▼▼▼

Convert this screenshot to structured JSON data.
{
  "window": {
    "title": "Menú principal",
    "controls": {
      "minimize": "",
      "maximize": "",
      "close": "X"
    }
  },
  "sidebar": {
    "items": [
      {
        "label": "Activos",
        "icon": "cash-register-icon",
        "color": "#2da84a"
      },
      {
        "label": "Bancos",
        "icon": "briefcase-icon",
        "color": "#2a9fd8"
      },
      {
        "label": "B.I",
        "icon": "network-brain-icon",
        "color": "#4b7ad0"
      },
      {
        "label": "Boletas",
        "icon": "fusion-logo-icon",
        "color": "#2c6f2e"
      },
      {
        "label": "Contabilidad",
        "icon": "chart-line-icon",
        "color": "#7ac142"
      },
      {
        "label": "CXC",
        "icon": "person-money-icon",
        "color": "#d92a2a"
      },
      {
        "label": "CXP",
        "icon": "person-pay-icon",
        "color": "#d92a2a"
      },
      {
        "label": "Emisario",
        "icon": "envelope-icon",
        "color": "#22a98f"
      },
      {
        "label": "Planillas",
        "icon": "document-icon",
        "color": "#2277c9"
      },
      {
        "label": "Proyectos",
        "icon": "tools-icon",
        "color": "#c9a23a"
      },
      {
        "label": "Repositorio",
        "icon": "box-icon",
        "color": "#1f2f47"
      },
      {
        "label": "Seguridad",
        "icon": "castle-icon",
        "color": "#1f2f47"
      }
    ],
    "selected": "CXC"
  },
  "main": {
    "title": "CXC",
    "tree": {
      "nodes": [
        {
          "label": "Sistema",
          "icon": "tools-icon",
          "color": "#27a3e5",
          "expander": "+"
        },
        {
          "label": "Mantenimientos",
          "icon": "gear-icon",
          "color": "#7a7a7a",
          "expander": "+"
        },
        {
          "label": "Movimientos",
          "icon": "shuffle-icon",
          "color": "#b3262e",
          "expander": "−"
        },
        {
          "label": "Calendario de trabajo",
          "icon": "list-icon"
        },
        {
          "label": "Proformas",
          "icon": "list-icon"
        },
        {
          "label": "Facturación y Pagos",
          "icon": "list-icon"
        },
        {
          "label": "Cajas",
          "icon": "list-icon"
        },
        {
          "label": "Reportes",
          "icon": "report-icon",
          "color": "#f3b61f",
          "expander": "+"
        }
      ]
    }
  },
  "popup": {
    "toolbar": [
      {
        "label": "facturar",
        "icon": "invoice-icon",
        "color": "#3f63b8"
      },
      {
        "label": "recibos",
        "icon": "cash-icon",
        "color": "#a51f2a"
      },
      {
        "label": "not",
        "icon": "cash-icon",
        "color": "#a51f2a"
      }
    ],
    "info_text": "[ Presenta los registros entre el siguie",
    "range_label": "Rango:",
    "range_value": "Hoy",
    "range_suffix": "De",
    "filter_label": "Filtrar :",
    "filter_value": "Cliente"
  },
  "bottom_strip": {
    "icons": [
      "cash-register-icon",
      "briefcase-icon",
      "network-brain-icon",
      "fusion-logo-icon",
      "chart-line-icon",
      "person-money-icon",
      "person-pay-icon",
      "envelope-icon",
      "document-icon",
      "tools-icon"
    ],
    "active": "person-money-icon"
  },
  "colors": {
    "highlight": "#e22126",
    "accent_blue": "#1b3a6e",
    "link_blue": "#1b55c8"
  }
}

▲▲▲

-- What needs to be done --
Write out every entry above, word for word.

-- Written response --
Convert this screenshot to structured JSON data.
{
  "window": {
    "title": "Menú principal",
    "controls": {
      "minimize": "",
      "maximize": "",
      "close": "X"
    }
  },
  "sidebar": {
    "items": [
      {
        "label": "Activos",
        "icon": "cash-register-icon",
        "color": "#2da84a"
      },
      {
        "label": "Bancos",
        "icon": "briefcase-icon",
        "color": "#2a9fd8"
      },
      {
        "label": "B.I",
        "icon": "network-brain-icon",
        "color": "#4b7ad0"
      },
      {
        "label": "Boletas",
        "icon": "fusion-logo-icon",
        "color": "#2c6f2e"
      },
      {
        "label": "Contabilidad",
        "icon": "chart-line-icon",
        "color": "#7ac142"
      },
      {
        "label": "CXC",
        "icon": "person-money-icon",
        "color": "#d92a2a"
      },
      {
        "label": "CXP",
        "icon": "person-pay-icon",
        "color": "#d92a2a"
      },
      {
        "label": "Emisario",
        "icon": "envelope-icon",
        "color": "#22a98f"
      },
      {
        "label": "Planillas",
        "icon": "document-icon",
        "color": "#2277c9"
      },
      {
        "label": "Proyectos",
        "icon": "tools-icon",
        "color": "#c9a23a"
      },
      {
        "label": "Repositorio",
        "icon": "box-icon",
        "color": "#1f2f47"
      },
      {
        "label": "Seguridad",
        "icon": "castle-icon",
        "color": "#1f2f47"
      }
    ],
    "selected": "CXC"
  },
  "main": {
    "title": "CXC",
    "tree": {
      "nodes": [
        {
          "label": "Sistema",
          "icon": "tools-icon",
          "color": "#27a3e5",
          "expander": "+"
        },
        {
          "label": "Mantenimientos",
          "icon": "gear-icon",
          "color": "#7a7a7a",
          "expander": "+"
        },
        {
          "label": "Movimientos",
          "icon": "shuffle-icon",
          "color": "#b3262e",
          "expander": "−"
        },
        {
          "label": "Calendario de trabajo",
          "icon": "list-icon"
        },
        {
          "label": "Proformas",
          "icon": "list-icon"
        },
        {
          "label": "Facturación y Pagos",
          "icon": "list-icon"
        },
        {
          "label": "Cajas",
          "icon": "list-icon"
        },
        {
          "label": "Reportes",
          "icon": "report-icon",
          "color": "#f3b61f",
          "expander": "+"
        }
      ]
    }
  },
  "popup": {
    "toolbar": [
      {
        "label": "facturar",
        "icon": "invoice-icon",
        "color": "#3f63b8"
      },
      {
        "label": "recibos",
        "icon": "cash-icon",
        "color": "#a51f2a"
      },
      {
        "label": "not",
        "icon": "cash-icon",
        "color": "#a51f2a"
      }
    ],
    "info_text": "[ Presenta los registros entre el siguie",
    "range_label": "Rango:",
    "range_value": "Hoy",
    "range_suffix": "De",
    "filter_label": "Filtrar :",
    "filter_value": "Cliente"
  },
  "bottom_strip": {
    "icons": [
      "cash-register-icon",
      "briefcase-icon",
      "network-brain-icon",
      "fusion-logo-icon",
      "chart-line-icon",
      "person-money-icon",
      "person-pay-icon",
      "envelope-icon",
      "document-icon",
      "tools-icon"
    ],
    "active": "person-money-icon"
  },
  "colors": {
    "highlight": "#e22126",
    "accent_blue": "#1b3a6e",
    "link_blue": "#1b55c8"
  }
}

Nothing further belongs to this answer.